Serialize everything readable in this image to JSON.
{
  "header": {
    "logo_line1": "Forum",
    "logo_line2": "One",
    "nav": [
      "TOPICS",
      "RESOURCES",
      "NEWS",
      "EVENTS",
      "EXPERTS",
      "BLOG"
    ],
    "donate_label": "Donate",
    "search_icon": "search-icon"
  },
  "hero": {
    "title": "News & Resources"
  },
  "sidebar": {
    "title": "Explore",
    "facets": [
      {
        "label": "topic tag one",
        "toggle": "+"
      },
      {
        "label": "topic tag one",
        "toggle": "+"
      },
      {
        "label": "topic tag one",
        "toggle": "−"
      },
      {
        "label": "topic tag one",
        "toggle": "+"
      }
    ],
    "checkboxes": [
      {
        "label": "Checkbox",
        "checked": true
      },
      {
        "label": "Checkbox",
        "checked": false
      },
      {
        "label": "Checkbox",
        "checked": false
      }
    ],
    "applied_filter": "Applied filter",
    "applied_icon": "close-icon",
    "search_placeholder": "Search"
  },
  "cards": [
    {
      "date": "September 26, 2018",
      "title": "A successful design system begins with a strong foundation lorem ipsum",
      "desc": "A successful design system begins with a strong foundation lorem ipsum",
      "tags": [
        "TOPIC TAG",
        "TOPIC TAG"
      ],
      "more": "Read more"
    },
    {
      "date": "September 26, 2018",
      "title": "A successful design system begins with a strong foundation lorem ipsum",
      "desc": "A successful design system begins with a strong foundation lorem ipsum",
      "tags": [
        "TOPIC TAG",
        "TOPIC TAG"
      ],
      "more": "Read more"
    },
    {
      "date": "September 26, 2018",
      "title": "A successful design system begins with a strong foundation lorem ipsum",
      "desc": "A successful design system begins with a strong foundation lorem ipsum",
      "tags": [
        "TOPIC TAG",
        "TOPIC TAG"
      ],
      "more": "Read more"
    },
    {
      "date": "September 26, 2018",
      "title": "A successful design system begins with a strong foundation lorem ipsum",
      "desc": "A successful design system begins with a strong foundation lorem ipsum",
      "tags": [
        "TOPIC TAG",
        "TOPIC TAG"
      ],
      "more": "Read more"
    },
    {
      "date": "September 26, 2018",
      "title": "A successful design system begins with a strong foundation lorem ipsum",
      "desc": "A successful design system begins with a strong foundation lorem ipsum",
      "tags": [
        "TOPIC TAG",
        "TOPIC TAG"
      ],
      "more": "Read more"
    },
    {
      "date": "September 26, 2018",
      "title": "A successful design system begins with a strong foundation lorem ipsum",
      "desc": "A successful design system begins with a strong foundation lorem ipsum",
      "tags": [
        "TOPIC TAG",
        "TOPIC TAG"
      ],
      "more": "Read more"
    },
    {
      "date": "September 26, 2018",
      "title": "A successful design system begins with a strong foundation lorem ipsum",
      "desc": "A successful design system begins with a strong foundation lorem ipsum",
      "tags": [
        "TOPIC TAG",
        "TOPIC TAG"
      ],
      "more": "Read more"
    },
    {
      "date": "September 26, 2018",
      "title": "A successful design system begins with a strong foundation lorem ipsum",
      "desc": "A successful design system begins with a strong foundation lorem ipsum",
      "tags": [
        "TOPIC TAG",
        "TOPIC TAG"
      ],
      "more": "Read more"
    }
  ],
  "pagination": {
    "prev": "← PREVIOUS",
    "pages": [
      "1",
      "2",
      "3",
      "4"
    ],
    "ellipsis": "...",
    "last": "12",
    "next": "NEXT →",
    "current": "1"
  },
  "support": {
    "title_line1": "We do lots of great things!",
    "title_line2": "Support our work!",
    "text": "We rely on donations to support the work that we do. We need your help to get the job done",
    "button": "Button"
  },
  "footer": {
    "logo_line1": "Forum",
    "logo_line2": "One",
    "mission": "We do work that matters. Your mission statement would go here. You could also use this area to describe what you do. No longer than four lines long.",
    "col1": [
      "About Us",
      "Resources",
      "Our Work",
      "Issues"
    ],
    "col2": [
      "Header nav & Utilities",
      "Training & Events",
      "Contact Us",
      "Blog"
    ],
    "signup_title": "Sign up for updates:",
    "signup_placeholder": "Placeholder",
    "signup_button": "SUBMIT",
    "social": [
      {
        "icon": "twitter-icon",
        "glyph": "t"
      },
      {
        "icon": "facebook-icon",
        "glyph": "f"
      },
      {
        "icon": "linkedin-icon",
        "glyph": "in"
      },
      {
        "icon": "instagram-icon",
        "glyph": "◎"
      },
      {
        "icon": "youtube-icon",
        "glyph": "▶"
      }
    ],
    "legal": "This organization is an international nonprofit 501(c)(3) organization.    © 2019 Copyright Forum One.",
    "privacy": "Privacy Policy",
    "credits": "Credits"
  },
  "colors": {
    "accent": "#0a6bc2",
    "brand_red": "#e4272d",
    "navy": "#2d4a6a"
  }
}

Exercise requirements: Repeat the data verbatim.

Solution to the exercise:
Serialize everything readable in this image to JSON.
{
  "header": {
    "logo_line1": "Forum",
    "logo_line2": "One",
    "nav": [
      "TOPICS",
      "RESOURCES",
      "NEWS",
      "EVENTS",
      "EXPERTS",
      "BLOG"
    ],
    "donate_label": "Donate",
    "search_icon": "search-icon"
  },
  "hero": {
    "title": "News & Resources"
  },
  "sidebar": {
    "title": "Explore",
    "facets": [
      {
        "label": "topic tag one",
        "toggle": "+"
      },
      {
        "label": "topic tag one",
        "toggle": "+"
      },
      {
        "label": "topic tag one",
        "toggle": "−"
      },
      {
        "label": "topic tag one",
        "toggle": "+"
      }
    ],
    "checkboxes": [
      {
        "label": "Checkbox",
        "checked": true
      },
      {
        "label": "Checkbox",
        "checked": false
      },
      {
        "label": "Checkbox",
        "checked": false
      }
    ],
    "applied_filter": "Applied filter",
    "applied_icon": "close-icon",
    "search_placeholder": "Search"
  },
  "cards": [
    {
      "date": "September 26, 2018",
      "title": "A successful design system begins with a strong foundation lorem ipsum",
      "desc": "A successful design system begins with a strong foundation lorem ipsum",
      "tags": [
        "TOPIC TAG",
        "TOPIC TAG"
      ],
      "more": "Read more"
    },
    {
      "date": "September 26, 2018",
      "title": "A successful design system begins with a strong foundation lorem ipsum",
      "desc": "A successful design system begins with a strong foundation lorem ipsum",
      "tags": [
        "TOPIC TAG",
        "TOPIC TAG"
      ],
      "more": "Read more"
    },
    {
      "date": "September 26, 2018",
      "title": "A successful design system begins with a strong foundation lorem ipsum",
      "desc": "A successful design system begins with a strong foundation lorem ipsum",
      "tags": [
        "TOPIC TAG",
        "TOPIC TAG"
      ],
      "more": "Read more"
    },
    {
      "date": "September 26, 2018",
      "title": "A successful design system begins with a strong foundation lorem ipsum",
      "desc": "A successful design system begins with a strong foundation lorem ipsum",
      "tags": [
        "TOPIC TAG",
        "TOPIC TAG"
      ],
      "more": "Read more"
    },
    {
      "date": "September 26, 2018",
      "title": "A successful design system begins with a strong foundation lorem ipsum",
      "desc": "A successful design system begins with a strong foundation lorem ipsum",
      "tags": [
        "TOPIC TAG",
        "TOPIC TAG"
      ],
      "more": "Read more"
    },
    {
      "date": "September 26, 2018",
      "title": "A successful design system begins with a strong foundation lorem ipsum",
      "desc": "A successful design system begins with a strong foundation lorem ipsum",
      "tags": [
        "TOPIC TAG",
        "TOPIC TAG"
      ],
      "more": "Read more"
    },
    {
      "date": "September 26, 2018",
      "title": "A successful design system begins with a strong foundation lorem ipsum",
      "desc": "A successful design system begins with a strong foundation lorem ipsum",
      "tags": [
        "TOPIC TAG",
        "TOPIC TAG"
      ],
      "more": "Read more"
    },
    {
      "date": "September 26, 2018",
      "title": "A successful design system begins with a strong foundation lorem ipsum",
      "desc": "A successful design system begins with a strong foundation lorem ipsum",
      "tags": [
        "TOPIC TAG",
        "TOPIC TAG"
      ],
      "more": "Read more"
    }
  ],
  "pagination": {
    "prev": "← PREVIOUS",
    "pages": [
      "1",
      "2",
      "3",
      "4"
    ],
    "ellipsis": "...",
    "last": "12",
    "next": "NEXT →",
    "current": "1"
  },
  "support": {
    "title_line1": "We do lots of great things!",
    "title_line2": "Support our work!",
    "text": "We rely on donations to support the work that we do. We need your help to get the job done",
    "button": "Button"
  },
  "footer": {
    "logo_line1": "Forum",
    "logo_line2": "One",
    "mission": "We do work that matters. Your mission statement would go here. You could also use this area to describe what you do. No longer than four lines long.",
    "col1": [
      "About Us",
      "Resources",
      "Our Work",
      "Issues"
    ],
    "col2": [
      "Header nav & Utilities",
      "Training & Events",
      "Contact Us",
      "Blog"
    ],
    "signup_title": "Sign up for updates:",
    "signup_placeholder": "Placeholder",
    "signup_button": "SUBMIT",
    "social": [
      {
        "icon": "twitter-icon",
        "glyph": "t"
      },
      {
        "icon": "facebook-icon",
        "glyph": "f"
      },
      {
        "icon": "linkedin-icon",
        "glyph": "in"
      },
      {
        "icon": "instagram-icon",
        "glyph": "◎"
      },
      {
        "icon": "youtube-icon",
        "glyph": "▶"
      }
    ],
    "legal": "This organization is an international nonprofit 501(c)(3) organization.    © 2019 Copyright Forum One.",
    "privacy": "Privacy Policy",
    "credits": "Credits"
  },
  "colors": {
    "accent": "#0a6bc2",
    "brand_red": "#e4272d",
    "navy": "#2d4a6a"
  }
}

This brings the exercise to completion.